**SHORT TASK:**
Could you write out the records below exactly as they appear, leaving out any pictures?

— start —

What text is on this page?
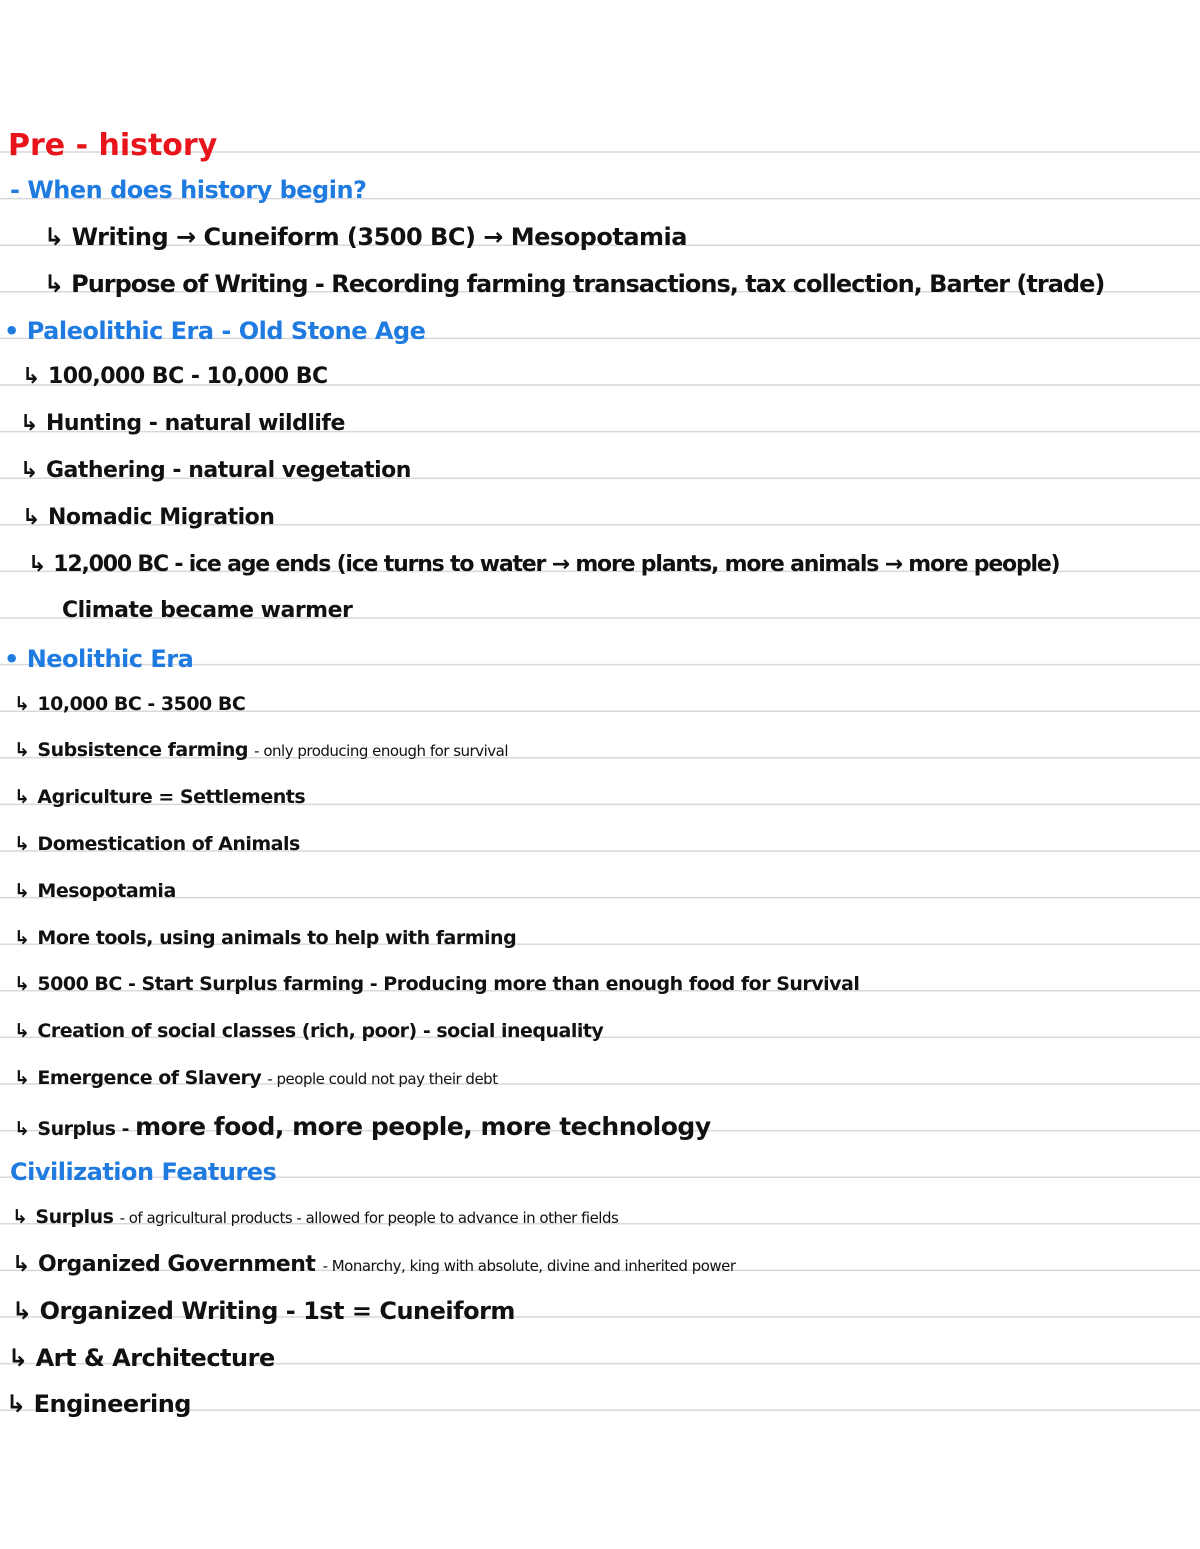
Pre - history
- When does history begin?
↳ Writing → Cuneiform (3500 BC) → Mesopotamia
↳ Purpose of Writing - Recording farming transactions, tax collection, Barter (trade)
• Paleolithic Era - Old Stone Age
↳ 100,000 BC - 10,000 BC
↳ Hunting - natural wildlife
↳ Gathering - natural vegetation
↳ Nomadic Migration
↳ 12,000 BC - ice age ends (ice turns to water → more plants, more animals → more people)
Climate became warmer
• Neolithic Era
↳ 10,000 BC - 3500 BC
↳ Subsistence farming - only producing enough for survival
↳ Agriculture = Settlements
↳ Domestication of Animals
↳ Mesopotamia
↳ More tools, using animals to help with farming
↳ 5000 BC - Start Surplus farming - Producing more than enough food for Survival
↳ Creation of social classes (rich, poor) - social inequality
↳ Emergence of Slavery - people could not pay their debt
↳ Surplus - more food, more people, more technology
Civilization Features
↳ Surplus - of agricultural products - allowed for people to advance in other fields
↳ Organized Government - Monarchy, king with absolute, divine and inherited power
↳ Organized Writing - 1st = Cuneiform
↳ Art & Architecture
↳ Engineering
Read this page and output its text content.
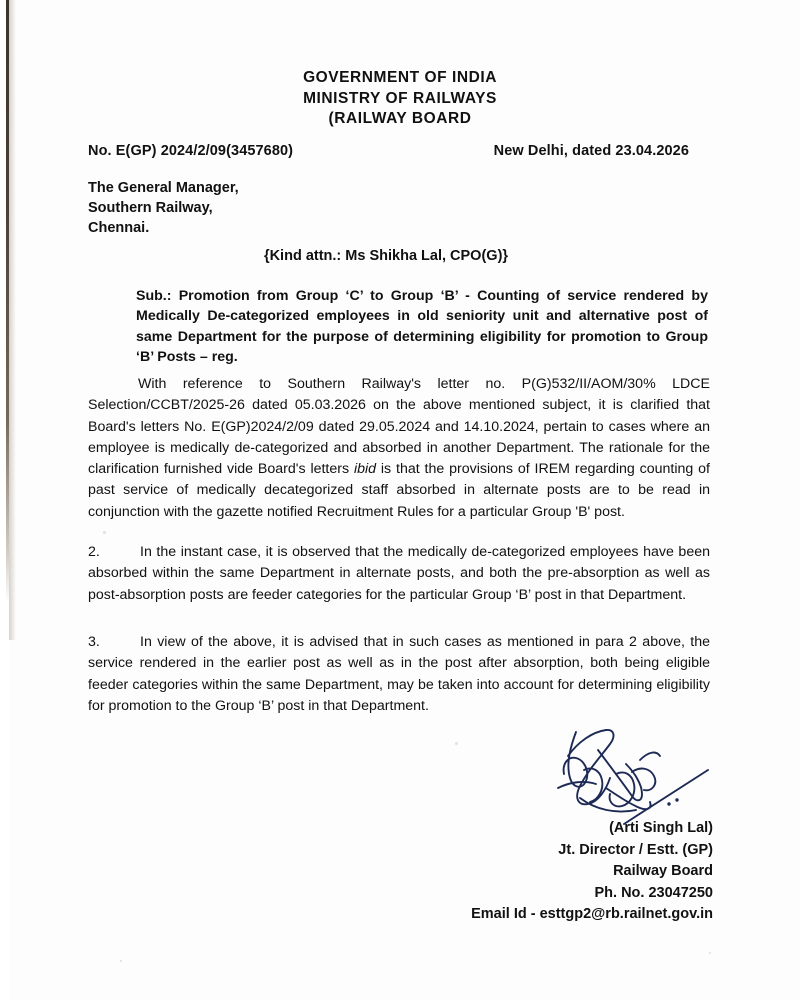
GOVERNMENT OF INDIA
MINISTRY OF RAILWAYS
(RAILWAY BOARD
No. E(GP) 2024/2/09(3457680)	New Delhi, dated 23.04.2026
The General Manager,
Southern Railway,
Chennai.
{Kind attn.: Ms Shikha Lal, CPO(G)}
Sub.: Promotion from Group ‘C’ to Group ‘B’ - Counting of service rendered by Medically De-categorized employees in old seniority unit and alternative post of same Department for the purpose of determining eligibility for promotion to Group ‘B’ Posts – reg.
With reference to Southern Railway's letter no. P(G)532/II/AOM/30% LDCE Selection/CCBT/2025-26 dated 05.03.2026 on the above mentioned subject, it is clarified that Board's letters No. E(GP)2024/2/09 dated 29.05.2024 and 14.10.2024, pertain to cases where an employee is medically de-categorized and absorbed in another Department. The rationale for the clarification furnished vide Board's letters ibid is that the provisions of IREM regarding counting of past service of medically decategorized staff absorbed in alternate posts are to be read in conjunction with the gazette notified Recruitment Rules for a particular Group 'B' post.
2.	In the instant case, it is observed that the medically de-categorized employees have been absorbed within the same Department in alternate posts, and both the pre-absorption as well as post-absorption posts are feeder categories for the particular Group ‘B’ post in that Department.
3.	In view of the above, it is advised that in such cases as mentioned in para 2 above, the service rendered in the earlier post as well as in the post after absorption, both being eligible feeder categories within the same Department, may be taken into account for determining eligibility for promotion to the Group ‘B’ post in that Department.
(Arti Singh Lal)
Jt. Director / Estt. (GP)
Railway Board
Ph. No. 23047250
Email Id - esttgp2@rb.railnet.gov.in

— end —

**ANSWER:**
What text is on this page?
Pre - history
- When does history begin?
↳ Writing → Cuneiform (3500 BC) → Mesopotamia
↳ Purpose of Writing - Recording farming transactions, tax collection, Barter (trade)
• Paleolithic Era - Old Stone Age
↳ 100,000 BC - 10,000 BC
↳ Hunting - natural wildlife
↳ Gathering - natural vegetation
↳ Nomadic Migration
↳ 12,000 BC - ice age ends (ice turns to water → more plants, more animals → more people)
Climate became warmer
• Neolithic Era
↳ 10,000 BC - 3500 BC
↳ Subsistence farming - only producing enough for survival
↳ Agriculture = Settlements
↳ Domestication of Animals
↳ Mesopotamia
↳ More tools, using animals to help with farming
↳ 5000 BC - Start Surplus farming - Producing more than enough food for Survival
↳ Creation of social classes (rich, poor) - social inequality
↳ Emergence of Slavery - people could not pay their debt
↳ Surplus - more food, more people, more technology
Civilization Features
↳ Surplus - of agricultural products - allowed for people to advance in other fields
↳ Organized Government - Monarchy, king with absolute, divine and inherited power
↳ Organized Writing - 1st = Cuneiform
↳ Art & Architecture
↳ Engineering
Read this page and output its text content.
GOVERNMENT OF INDIA
MINISTRY OF RAILWAYS
(RAILWAY BOARD
No. E(GP) 2024/2/09(3457680)	New Delhi, dated 23.04.2026
The General Manager,
Southern Railway,
Chennai.
{Kind attn.: Ms Shikha Lal, CPO(G)}
Sub.: Promotion from Group ‘C’ to Group ‘B’ - Counting of service rendered by Medically De-categorized employees in old seniority unit and alternative post of same Department for the purpose of determining eligibility for promotion to Group ‘B’ Posts – reg.
With reference to Southern Railway's letter no. P(G)532/II/AOM/30% LDCE Selection/CCBT/2025-26 dated 05.03.2026 on the above mentioned subject, it is clarified that Board's letters No. E(GP)2024/2/09 dated 29.05.2024 and 14.10.2024, pertain to cases where an employee is medically de-categorized and absorbed in another Department. The rationale for the clarification furnished vide Board's letters ibid is that the provisions of IREM regarding counting of past service of medically decategorized staff absorbed in alternate posts are to be read in conjunction with the gazette notified Recruitment Rules for a particular Group 'B' post.
2.	In the instant case, it is observed that the medically de-categorized employees have been absorbed within the same Department in alternate posts, and both the pre-absorption as well as post-absorption posts are feeder categories for the particular Group ‘B’ post in that Department.
3.	In view of the above, it is advised that in such cases as mentioned in para 2 above, the service rendered in the earlier post as well as in the post after absorption, both being eligible feeder categories within the same Department, may be taken into account for determining eligibility for promotion to the Group ‘B’ post in that Department.
(Arti Singh Lal)
Jt. Director / Estt. (GP)
Railway Board
Ph. No. 23047250
Email Id - esttgp2@rb.railnet.gov.in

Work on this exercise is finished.